Your task » Copy out the rows from the one containing "y-tick-label: 0.0 [1332, 536, 1354, 553]" through the one containing "x-tick-label: 1280 [1015, 1220, 1050, 1238]", substituting "plot-area" for "plot-frame" and leaving everything else unchanged.

Record excerpts »

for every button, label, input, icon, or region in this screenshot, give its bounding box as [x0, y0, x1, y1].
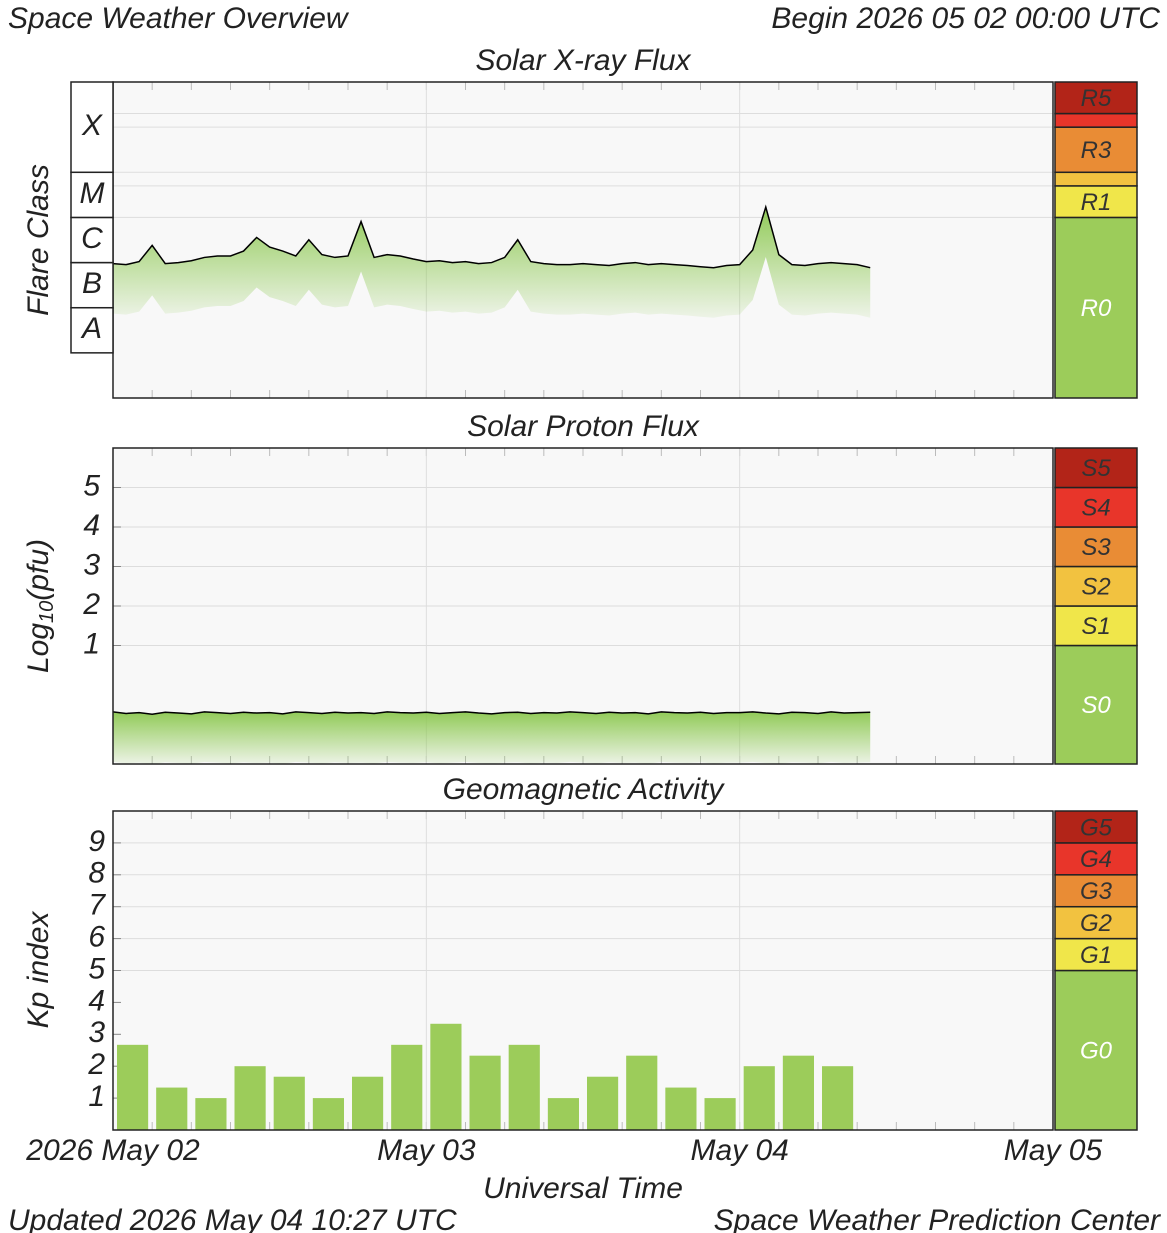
kp-bar	[587, 1076, 619, 1130]
chart-title: Geomagnetic Activity	[443, 773, 726, 806]
scale-label: R1	[1081, 189, 1112, 216]
y-tick-label: 8	[88, 857, 105, 890]
y-tick-label: 7	[88, 889, 106, 922]
flare-class-label: M	[80, 177, 105, 210]
scale-band	[1054, 874, 1138, 908]
kp-bar	[312, 1098, 344, 1130]
y-axis-title: Kp index	[22, 911, 55, 1029]
flare-class-label: A	[80, 312, 102, 345]
plot-frame	[112, 447, 1054, 765]
plot-background	[113, 82, 1053, 398]
flare-class-box	[70, 261, 114, 309]
kp-bar	[234, 1066, 266, 1130]
y-tick-label: 2	[82, 588, 100, 621]
flare-class-box	[70, 81, 114, 174]
x-tick-label: May 05	[1004, 1134, 1103, 1167]
y-tick-label: 3	[88, 1016, 105, 1049]
kp-bar	[547, 1098, 579, 1130]
kp-bar	[156, 1087, 188, 1130]
flare-class-label: C	[81, 222, 103, 255]
scale-label: G4	[1080, 846, 1112, 873]
scale-label: S1	[1081, 613, 1110, 640]
page-title: Space Weather Overview	[8, 2, 350, 35]
updated-time: Updated 2026 May 04 10:27 UTC	[8, 1204, 457, 1233]
scale-label: S5	[1081, 455, 1111, 482]
y-tick-label: 1	[83, 627, 100, 660]
kp-bar	[469, 1055, 501, 1130]
flare-class-box	[70, 306, 114, 354]
y-axis-title-text: Log	[22, 623, 55, 673]
flare-class-box	[70, 216, 114, 264]
kp-bar	[352, 1076, 384, 1130]
y-axis-title: Flare Class	[22, 164, 55, 316]
y-tick-label: 3	[83, 548, 100, 581]
x-tick-label: 2026 May 02	[25, 1134, 200, 1167]
kp-bar	[704, 1098, 736, 1130]
scale-band	[1054, 216, 1138, 399]
scale-band	[1054, 486, 1138, 528]
scale-band	[1054, 605, 1138, 647]
y-tick-label: 6	[88, 921, 105, 954]
chart-title: Solar X-ray Flux	[475, 44, 691, 77]
scale-label: S4	[1081, 495, 1110, 522]
kp-bar	[273, 1076, 305, 1130]
scale-label: G0	[1080, 1038, 1113, 1065]
kp-bar	[195, 1098, 227, 1130]
kp-bar	[430, 1023, 462, 1130]
scale-label: S0	[1081, 692, 1111, 719]
kp-bar	[508, 1044, 540, 1130]
scale-band	[1054, 447, 1138, 489]
y-tick-label: 5	[88, 952, 105, 985]
kp-bar	[391, 1044, 423, 1130]
flare-class-box	[70, 171, 114, 219]
kp-bar	[117, 1044, 149, 1130]
plot-frame	[112, 810, 1054, 1131]
x-tick-label: May 03	[377, 1134, 476, 1167]
scale-band	[1054, 969, 1138, 1131]
scale-label: S3	[1081, 534, 1111, 561]
scale-label: G1	[1080, 942, 1112, 969]
flare-class-label: X	[81, 109, 103, 142]
y-tick-label: 9	[88, 825, 105, 858]
y-tick-label: 4	[88, 984, 105, 1017]
scale-band	[1054, 644, 1138, 765]
y-axis-title: Log10(pfu)	[22, 539, 58, 673]
scale-band	[1054, 126, 1138, 174]
scale-label: G2	[1080, 910, 1112, 937]
scale-label: G3	[1080, 878, 1113, 905]
scale-label: R3	[1081, 137, 1112, 164]
y-axis-title-suffix: (pfu)	[22, 539, 55, 601]
kp-bar	[822, 1066, 854, 1130]
scale-band	[1054, 842, 1138, 876]
x-tick-label: May 04	[690, 1134, 788, 1167]
kp-bar	[626, 1055, 658, 1130]
y-tick-label: 4	[83, 509, 100, 542]
scale-label: R5	[1081, 85, 1112, 112]
flux-area	[113, 711, 871, 765]
y-axis-title-subscript: 10	[36, 601, 58, 623]
scale-label: R0	[1081, 295, 1112, 322]
scale-label: S2	[1081, 574, 1110, 601]
kp-bar	[782, 1055, 814, 1130]
flare-class-label: B	[82, 267, 102, 300]
chart-title: Solar Proton Flux	[467, 410, 700, 443]
kp-bar	[743, 1066, 775, 1130]
begin-time: Begin 2026 05 02 00:00 UTC	[771, 2, 1160, 35]
flux-area	[113, 207, 871, 318]
x-axis-title: Universal Time	[483, 1172, 683, 1205]
scale-band	[1054, 112, 1138, 128]
y-tick-label: 2	[87, 1048, 105, 1081]
scale-band	[1054, 171, 1138, 187]
scale-band	[1054, 81, 1138, 115]
y-tick-label: 5	[83, 469, 100, 502]
flux-line	[112, 204, 871, 269]
y-tick-label: 1	[88, 1080, 105, 1113]
kp-bar	[665, 1087, 697, 1130]
source: Space Weather Prediction Center	[714, 1204, 1161, 1233]
scale-band	[1054, 810, 1138, 844]
flux-line	[112, 711, 871, 715]
scale-label: G5	[1080, 814, 1113, 841]
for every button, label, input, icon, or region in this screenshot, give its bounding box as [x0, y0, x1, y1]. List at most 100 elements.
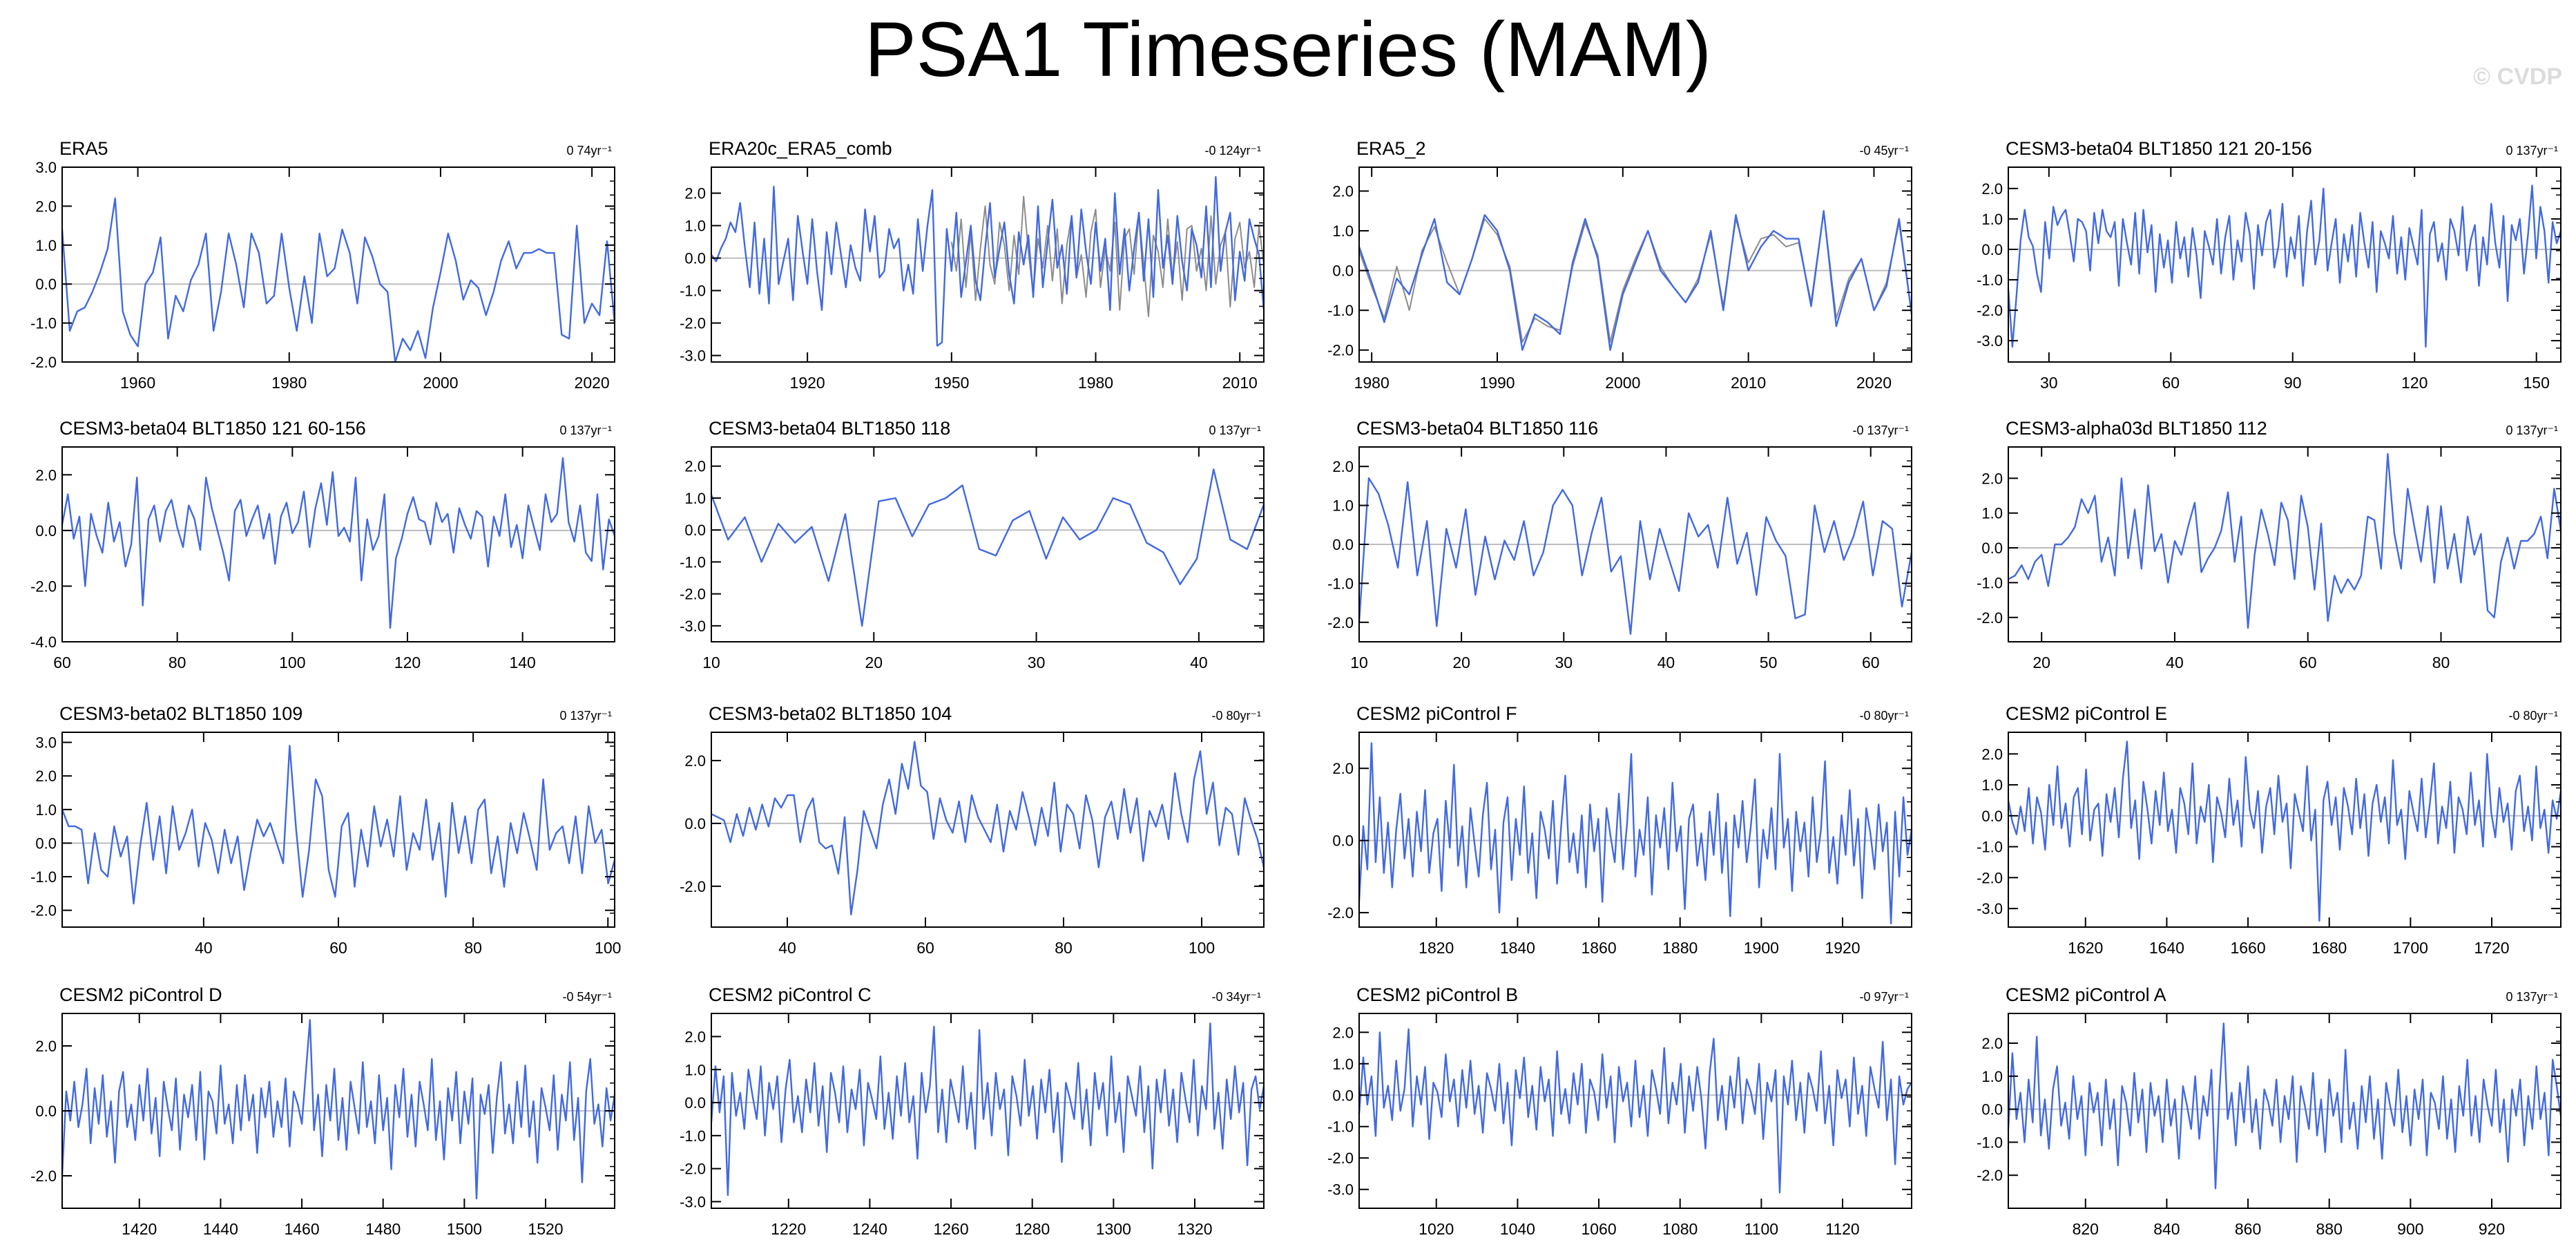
y-tick-label: 0.0 [1332, 536, 1354, 553]
x-tick-label: 40 [1657, 654, 1675, 671]
plot-frame [61, 446, 615, 642]
x-tick-label: 2020 [1856, 374, 1892, 392]
x-tick-label: 50 [1760, 654, 1778, 671]
y-tick-label: 2.0 [35, 466, 57, 484]
y-tick-label: 1.0 [1981, 1068, 2003, 1085]
y-tick-label: -1.0 [680, 1127, 706, 1145]
panel: CESM3-alpha03d BLT1850 112 0 137yr⁻¹ 20 40 6… [1977, 418, 2562, 671]
y-tick-label: -1.0 [1977, 1134, 2003, 1151]
plot-frame [711, 1013, 1265, 1209]
x-tick-label: 120 [2401, 374, 2428, 392]
y-tick-label: 2.0 [1332, 1024, 1354, 1041]
x-tick-label: 1620 [2068, 939, 2103, 957]
x-tick-label: 1280 [1015, 1220, 1050, 1238]
x-tick-label: 1950 [934, 374, 969, 392]
trend-label: 0 137yr⁻¹ [559, 423, 612, 437]
panel: ERA20c_ERA5_comb -0 124yr⁻¹ 1920 1950 1980 20… [680, 138, 1265, 392]
series-line [2007, 741, 2562, 922]
series-line [1358, 210, 1912, 343]
x-tick-label: 100 [595, 939, 621, 957]
panel-title: CESM2 piControl C [709, 984, 872, 1005]
x-tick-label: 140 [509, 654, 535, 671]
x-tick-label: 20 [865, 654, 883, 671]
panel-title: CESM2 piControl A [2006, 984, 2166, 1005]
panel: CESM2 piControl C -0 34yr⁻¹ 1220 1240 1260 12… [680, 984, 1265, 1238]
x-tick-label: 1900 [1744, 939, 1779, 957]
panel-title: CESM3-alpha03d BLT1850 112 [2006, 418, 2267, 439]
y-tick-label: 1.0 [1332, 1056, 1354, 1073]
series-line [710, 468, 1265, 627]
x-tick-label: 1960 [120, 374, 155, 392]
x-tick-label: 120 [394, 654, 421, 671]
y-tick-label: -2.0 [1977, 302, 2003, 319]
series-line [711, 741, 1265, 916]
y-tick-label: 2.0 [35, 198, 57, 215]
y-tick-label: -1.0 [1327, 1118, 1354, 1136]
panel-title: CESM3-beta02 BLT1850 109 [59, 703, 302, 724]
x-tick-label: 1500 [447, 1220, 482, 1238]
y-tick-label: 0.0 [684, 250, 706, 267]
x-tick-label: 20 [1452, 654, 1470, 671]
panel-title: ERA20c_ERA5_comb [709, 138, 892, 159]
x-tick-label: 100 [279, 654, 305, 671]
panel: CESM2 piControl F -0 80yr⁻¹ 1820 1840 1860 18… [1327, 703, 1913, 957]
x-tick-label: 1320 [1177, 1220, 1212, 1238]
panel: CESM3-beta02 BLT1850 109 0 137yr⁻¹ 40 60 80 1… [30, 703, 621, 957]
x-tick-label: 900 [2397, 1220, 2423, 1238]
x-tick-label: 10 [702, 654, 720, 671]
y-tick-label: 0.0 [1981, 808, 2003, 825]
series-line [61, 1019, 616, 1200]
x-tick-label: 1420 [122, 1220, 157, 1238]
trend-label: -0 124yr⁻¹ [1204, 144, 1261, 158]
panel-title: CESM2 piControl B [1356, 984, 1518, 1005]
panel-title: CESM3-beta02 BLT1850 104 [709, 703, 952, 724]
y-tick-label: -2.0 [680, 878, 706, 895]
trend-label: -0 45yr⁻¹ [1859, 144, 1909, 158]
x-tick-label: 1240 [852, 1220, 887, 1238]
y-tick-label: 2.0 [1332, 760, 1354, 777]
y-tick-label: -3.0 [1327, 1181, 1354, 1199]
y-tick-label: -2.0 [1327, 342, 1354, 359]
x-tick-label: 1700 [2393, 939, 2428, 957]
x-tick-label: 20 [2032, 654, 2050, 671]
trend-label: -0 54yr⁻¹ [562, 990, 612, 1004]
x-tick-label: 1840 [1500, 939, 1535, 957]
y-tick-label: -3.0 [680, 618, 706, 635]
x-tick-label: 880 [2316, 1220, 2343, 1238]
y-tick-label: 1.0 [684, 490, 706, 507]
panel: CESM3-beta04 BLT1850 116 -0 137yr⁻¹ 10 20 30… [1327, 418, 1913, 671]
x-tick-label: 2010 [1222, 374, 1258, 392]
x-tick-label: 60 [329, 939, 347, 957]
x-tick-label: 40 [2166, 654, 2184, 671]
x-tick-label: 2000 [423, 374, 458, 392]
y-tick-label: 2.0 [1981, 1035, 2003, 1052]
series-line [2008, 452, 2562, 629]
series-line [711, 175, 1265, 347]
y-tick-label: -2.0 [1327, 614, 1354, 631]
y-tick-label: -1.0 [680, 553, 706, 571]
trend-label: -0 80yr⁻¹ [1859, 709, 1909, 723]
y-tick-label: 0.0 [1332, 1087, 1354, 1104]
x-tick-label: 1920 [1825, 939, 1860, 957]
page-title: PSA1 Timeseries (MAM) [865, 6, 1711, 93]
panel: ERA5_2 -0 45yr⁻¹ 1980 1990 2000 2010 2020 2.0 1.… [1327, 138, 1913, 392]
series-line [710, 1022, 1265, 1197]
y-tick-label: -2.0 [1977, 869, 2003, 886]
series-line [1358, 210, 1913, 351]
trend-label: -0 97yr⁻¹ [1859, 990, 1909, 1004]
x-tick-label: 1860 [1581, 939, 1616, 957]
x-tick-label: 1120 [1825, 1220, 1859, 1238]
series-line [2007, 184, 2562, 348]
y-tick-label: 1.0 [684, 218, 706, 235]
y-tick-label: 0.0 [1981, 1101, 2003, 1118]
y-tick-label: -1.0 [30, 868, 57, 886]
trend-label: -0 80yr⁻¹ [1211, 709, 1261, 723]
y-tick-label: -2.0 [680, 586, 706, 603]
y-tick-label: 1.0 [684, 1061, 706, 1078]
y-tick-label: 0.0 [35, 522, 57, 540]
plot-frame [1358, 732, 1912, 928]
y-tick-label: 0.0 [35, 835, 57, 852]
x-tick-label: 1260 [933, 1220, 968, 1238]
panel-title: ERA5_2 [1356, 138, 1426, 159]
y-tick-label: -3.0 [1977, 332, 2003, 350]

Result for this task »
y-tick-label: 0.0 [1332, 536, 1354, 553]
x-tick-label: 40 [1657, 654, 1675, 671]
plot-area [61, 446, 615, 642]
x-tick-label: 2020 [1856, 374, 1892, 392]
x-tick-label: 50 [1760, 654, 1778, 671]
y-tick-label: 2.0 [35, 466, 57, 484]
y-tick-label: 1.0 [1981, 1068, 2003, 1085]
y-tick-label: -1.0 [680, 1127, 706, 1145]
panel: CESM3-alpha03d BLT1850 112 0 137yr⁻¹ 20 40 6… [1977, 418, 2562, 671]
y-tick-label: -1.0 [1977, 1134, 2003, 1151]
plot-area [711, 1013, 1265, 1209]
x-tick-label: 120 [2401, 374, 2428, 392]
y-tick-label: 2.0 [1332, 1024, 1354, 1041]
x-tick-label: 1620 [2068, 939, 2103, 957]
x-tick-label: 1280 [1015, 1220, 1050, 1238]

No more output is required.